◆ WRITTEN PROBLEM ◆
Give every line of the items below as a Markdown table with two columns, Number and Item line, numbering the rows in order. Skip blank lines and leave the pictures out.

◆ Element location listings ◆
^^^^^^^^

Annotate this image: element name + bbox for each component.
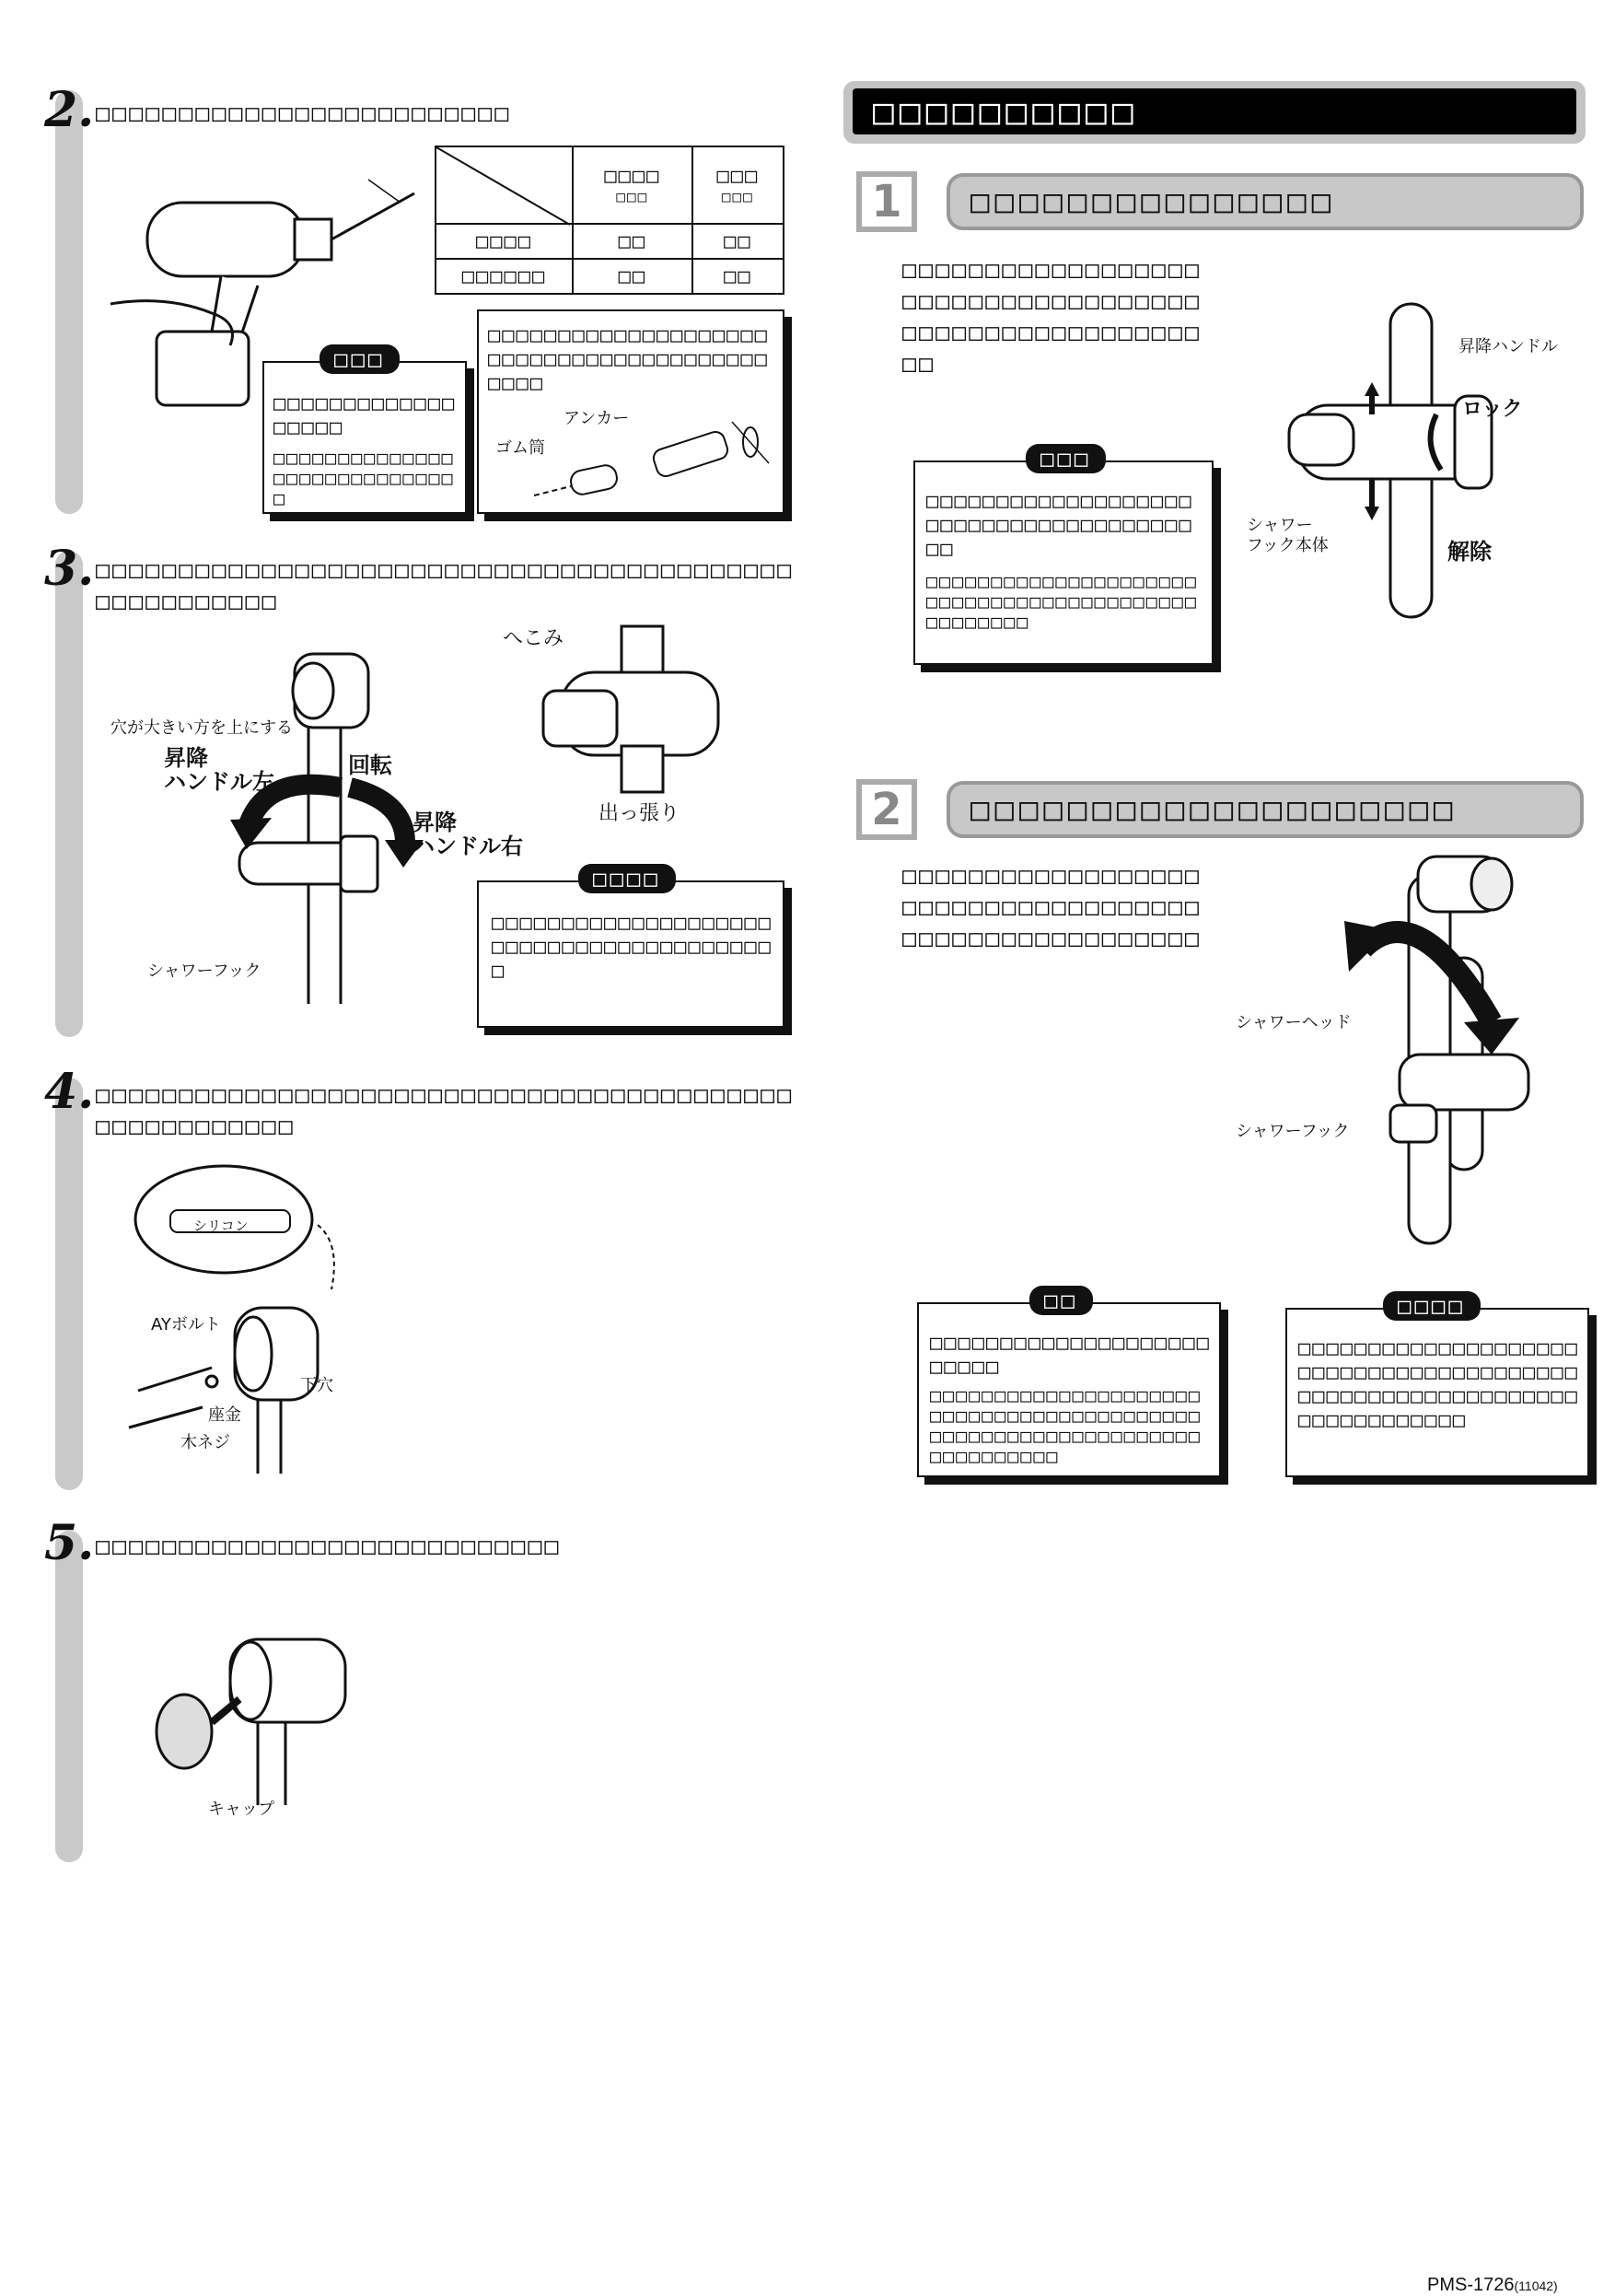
lock-label: ロック xyxy=(1462,398,1523,421)
table-row: □□□□ □□ □□ xyxy=(436,224,784,259)
step2-sidebar xyxy=(55,90,83,514)
cap-illustration xyxy=(147,1621,359,1805)
washer-label: 座金 xyxy=(208,1405,241,1425)
section1-note: □□□ □□□□□□□□□□□□□□□□□□□□□□□□□□□□□□□□□□□□□□□□ □□□□□□□□□□□□□□□□□□□□□□□□□□□□□□□□□□□□□□□□□□□□□□□□□□ xyxy=(913,460,1214,665)
lift-handle-label: 昇降ハンドル xyxy=(1458,337,1558,356)
ay-bolt-label: AYボルト xyxy=(151,1315,221,1334)
section-header: □□□□□□□□□□ xyxy=(853,88,1576,134)
table-row: □□□□□□ □□ □□ xyxy=(436,259,784,294)
section1-title: □□□□□□□□□□□□□□□ xyxy=(947,173,1584,230)
shower-head-illustration xyxy=(1307,857,1547,1253)
step4-sidebar xyxy=(55,1078,83,1490)
wood-screw-label: 木ネジ xyxy=(180,1433,230,1452)
step-instruction: □□□□□□□□□□□□□□□□□□□□□□□□□□□□□□□□□□□□□□□□□□□□□□□□□□□□□ xyxy=(96,556,795,614)
step3-sidebar xyxy=(55,551,83,1037)
pilot-hole-label: 下穴 xyxy=(300,1376,333,1395)
dent-label: へこみ xyxy=(503,627,564,650)
section2-number-text: 2 xyxy=(871,784,902,835)
note-tag: □□□ xyxy=(320,344,400,374)
right-handle-label: 昇降 ハンドル右 xyxy=(412,810,523,859)
shower-hook-label-2: シャワーフック xyxy=(1236,1122,1350,1141)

^^^^^^^^

◆ OUTPUT OF THE EXERCISE ◆
| Number | Item line |
|---|---|
| 1 | Annotate this image: element name + bbox for each component. |
| 2 | lock-label: ロック xyxy=(1462,398,1523,421) |
| 3 | table-row: □□□□ □□ □□ xyxy=(436,224,784,259) |
| 4 | step2-sidebar xyxy=(55,90,83,514) |
| 5 | cap-illustration xyxy=(147,1621,359,1805) |
| 6 | washer-label: 座金 xyxy=(208,1405,241,1425) |
| 7 | section1-note: □□□ □□□□□□□□□□□□□□□□□□□□□□□□□□□□□□□□□□□□□□□□ □□□□□□□□□□□□□□□□□□□□□□□□□□□□□□□□□□□□□□□□□□□□□□□□□□ xyxy=(913,460,1214,665) |
| 8 | lift-handle-label: 昇降ハンドル xyxy=(1458,337,1558,356) |
| 9 | ay-bolt-label: AYボルト xyxy=(151,1315,221,1334) |
| 10 | section-header: □□□□□□□□□□ xyxy=(853,88,1576,134) |
| 11 | table-row: □□□□□□ □□ □□ xyxy=(436,259,784,294) |
| 12 | section1-title: □□□□□□□□□□□□□□□ xyxy=(947,173,1584,230) |
| 13 | shower-head-illustration xyxy=(1307,857,1547,1253) |
| 14 | step4-sidebar xyxy=(55,1078,83,1490) |
| 15 | wood-screw-label: 木ネジ xyxy=(180,1433,230,1452) |
| 16 | step-instruction: □□□□□□□□□□□□□□□□□□□□□□□□□□□□□□□□□□□□□□□□□□□□□□□□□□□□□ xyxy=(96,556,795,614) |
| 17 | step3-sidebar xyxy=(55,551,83,1037) |
| 18 | pilot-hole-label: 下穴 xyxy=(300,1376,333,1395) |
| 19 | dent-label: へこみ xyxy=(503,627,564,650) |
| 20 | section2-number-text: 2 xyxy=(871,784,902,835) |
| 21 | note-tag: □□□ xyxy=(320,344,400,374) |
| 22 | right-handle-label: 昇降 ハンドル右 xyxy=(412,810,523,859) |
| 23 | shower-hook-label-2: シャワーフック xyxy=(1236,1122,1350,1141) |